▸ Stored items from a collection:
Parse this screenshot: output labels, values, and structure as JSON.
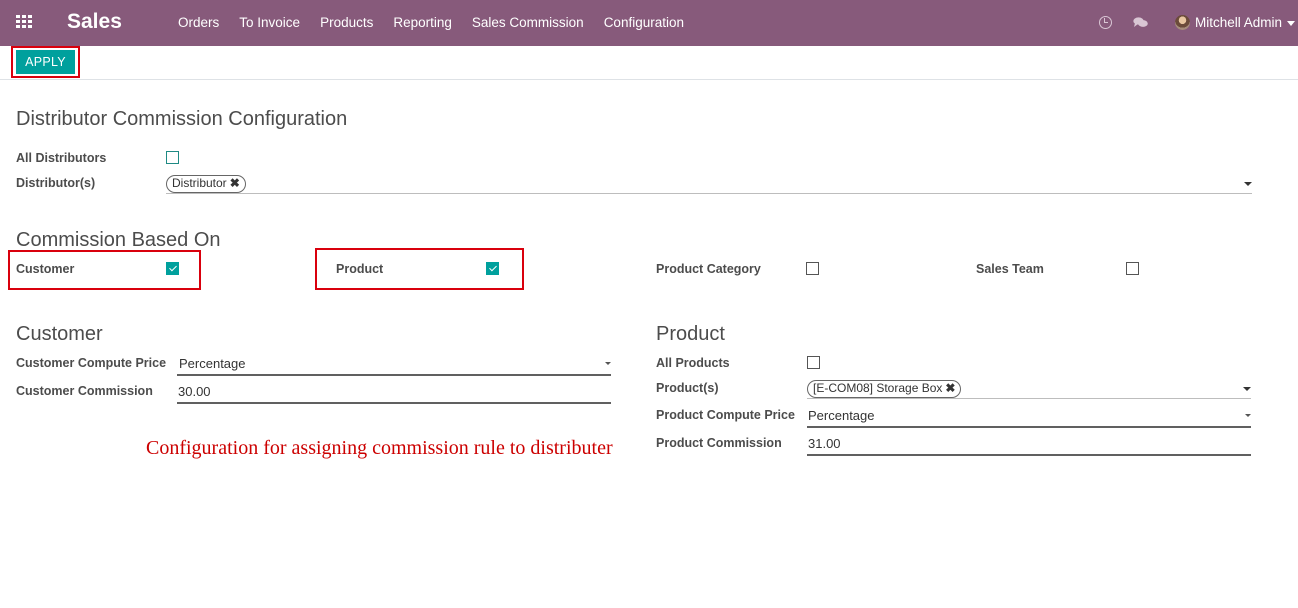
{
  "navbar": {
    "brand": "Sales",
    "menu": [
      "Orders",
      "To Invoice",
      "Products",
      "Reporting",
      "Sales Commission",
      "Configuration"
    ],
    "user": "Mitchell Admin",
    "icons": [
      "apps-icon",
      "clock-icon",
      "chat-icon",
      "avatar",
      "caret-down-icon"
    ]
  },
  "toolbar": {
    "apply_label": "APPLY"
  },
  "form": {
    "title": "Distributor Commission Configuration",
    "all_distributors": {
      "label": "All Distributors",
      "checked": false
    },
    "distributors": {
      "label": "Distributor(s)",
      "tags": [
        "Distributor"
      ]
    },
    "commission_based_on": {
      "title": "Commission Based On",
      "customer": {
        "label": "Customer",
        "checked": true
      },
      "product": {
        "label": "Product",
        "checked": true
      },
      "product_category": {
        "label": "Product Category",
        "checked": false
      },
      "sales_team": {
        "label": "Sales Team",
        "checked": false
      }
    },
    "customer_section": {
      "title": "Customer",
      "compute_price_label": "Customer Compute Price",
      "compute_price_value": "Percentage",
      "commission_label": "Customer Commission",
      "commission_value": "30.00"
    },
    "product_section": {
      "title": "Product",
      "all_products_label": "All Products",
      "all_products_checked": false,
      "products_label": "Product(s)",
      "products_tags": [
        "[E-COM08] Storage Box"
      ],
      "compute_price_label": "Product Compute Price",
      "compute_price_value": "Percentage",
      "commission_label": "Product Commission",
      "commission_value": "31.00"
    }
  },
  "annotation": {
    "caption": "Configuration for assigning commission rule to distributer",
    "highlight_color": "#d9000d"
  },
  "colors": {
    "navbar": "#875a7b",
    "primary_button": "#00a09d"
  }
}
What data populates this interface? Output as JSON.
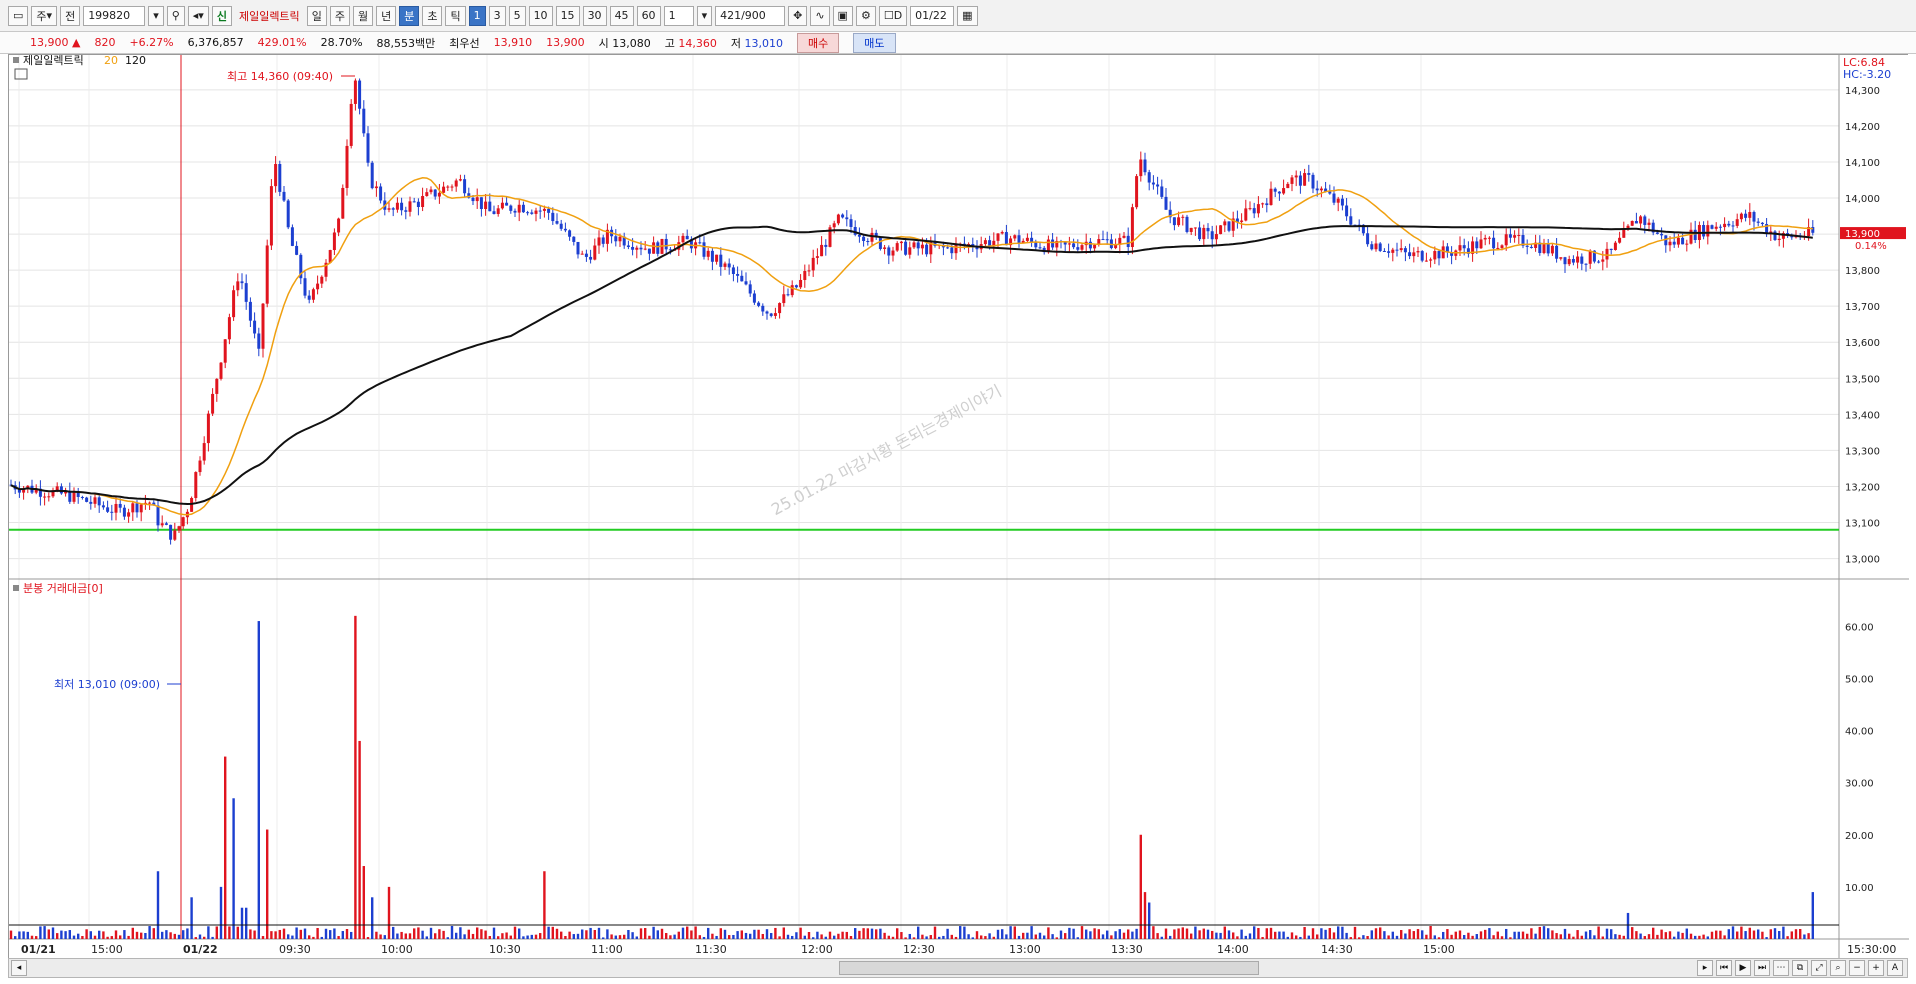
{
  "toolbar": {
    "type1": "주",
    "type2": "전",
    "code": "199820",
    "sin": "신",
    "stock_name": "제일일렉트릭",
    "periods": [
      "일",
      "주",
      "월",
      "년",
      "분",
      "초",
      "틱"
    ],
    "active_period": "분",
    "intervals": [
      "1",
      "3",
      "5",
      "10",
      "15",
      "30",
      "45",
      "60"
    ],
    "active_interval": "1",
    "unit": "1",
    "count": "421",
    "count_max": "/900",
    "d_label": "D",
    "date": "01/22"
  },
  "quote": {
    "price": "13,900",
    "arrow": "▲",
    "change": "820",
    "change_pct": "+6.27%",
    "volume": "6,376,857",
    "vol_ratio": "429.01%",
    "turnover": "28.70%",
    "amount": "88,553백만",
    "best_label": "최우선",
    "best_ask": "13,910",
    "best_bid": "13,900",
    "open_label": "시",
    "open": "13,080",
    "high_label": "고",
    "high": "14,360",
    "low_label": "저",
    "low": "13,010",
    "buy": "매수",
    "sell": "매도"
  },
  "chart": {
    "legend_name": "제일일렉트릭",
    "ma1": "20",
    "ma2": "120",
    "lc": "LC:6.84",
    "hc": "HC:-3.20",
    "current_tag": "13,900",
    "current_pct": "0.14%",
    "high_note": "최고 14,360 (09:40)",
    "low_note": "최저 13,010 (09:00)",
    "watermark": "25.01.22 마감시황 돈되는경제이야기",
    "y_labels": [
      "14,300",
      "14,200",
      "14,100",
      "14,000",
      "13,900",
      "13,800",
      "13,700",
      "13,600",
      "13,500",
      "13,400",
      "13,300",
      "13,200",
      "13,100",
      "13,000"
    ],
    "x_labels": [
      "01/21",
      "15:00",
      "01/22",
      "09:30",
      "10:00",
      "10:30",
      "11:00",
      "11:30",
      "12:00",
      "12:30",
      "13:00",
      "13:30",
      "14:00",
      "14:30",
      "15:00"
    ],
    "last_time": "15:30:00",
    "volume_title": "분봉 거래대금[0]",
    "vol_labels": [
      "60.00",
      "50.00",
      "40.00",
      "30.00",
      "20.00",
      "10.00"
    ],
    "colors": {
      "up": "#e0141e",
      "down": "#1c3fd0",
      "ma20": "#f0a010",
      "ma120": "#111111",
      "support": "#22cc22"
    }
  },
  "chart_data": {
    "type": "candlestick",
    "symbol": "199820",
    "ylim": [
      12960,
      14380
    ],
    "high": 14360,
    "low": 13010,
    "open": 13080,
    "close": 13900,
    "support_level": 13080,
    "ma20_last": 13925,
    "ma120_last": 13880,
    "volume_peaks": [
      {
        "time": "09:00",
        "value": 13
      },
      {
        "time": "09:20",
        "value": 35
      },
      {
        "time": "09:26",
        "value": 61
      },
      {
        "time": "09:40",
        "value": 62
      },
      {
        "time": "09:41",
        "value": 38
      },
      {
        "time": "10:27",
        "value": 13
      },
      {
        "time": "12:51",
        "value": 20
      },
      {
        "time": "15:30",
        "value": 9
      }
    ]
  }
}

▸ WHAT THE EXERCISE ASKS:
Show every line from the listing above in which the string "JSON" appears.

▸ OUTPUT FOR THIS TASK:
Parse this screenshot: output labels, values, and structure as JSON.
What data populates this interface? Output as JSON.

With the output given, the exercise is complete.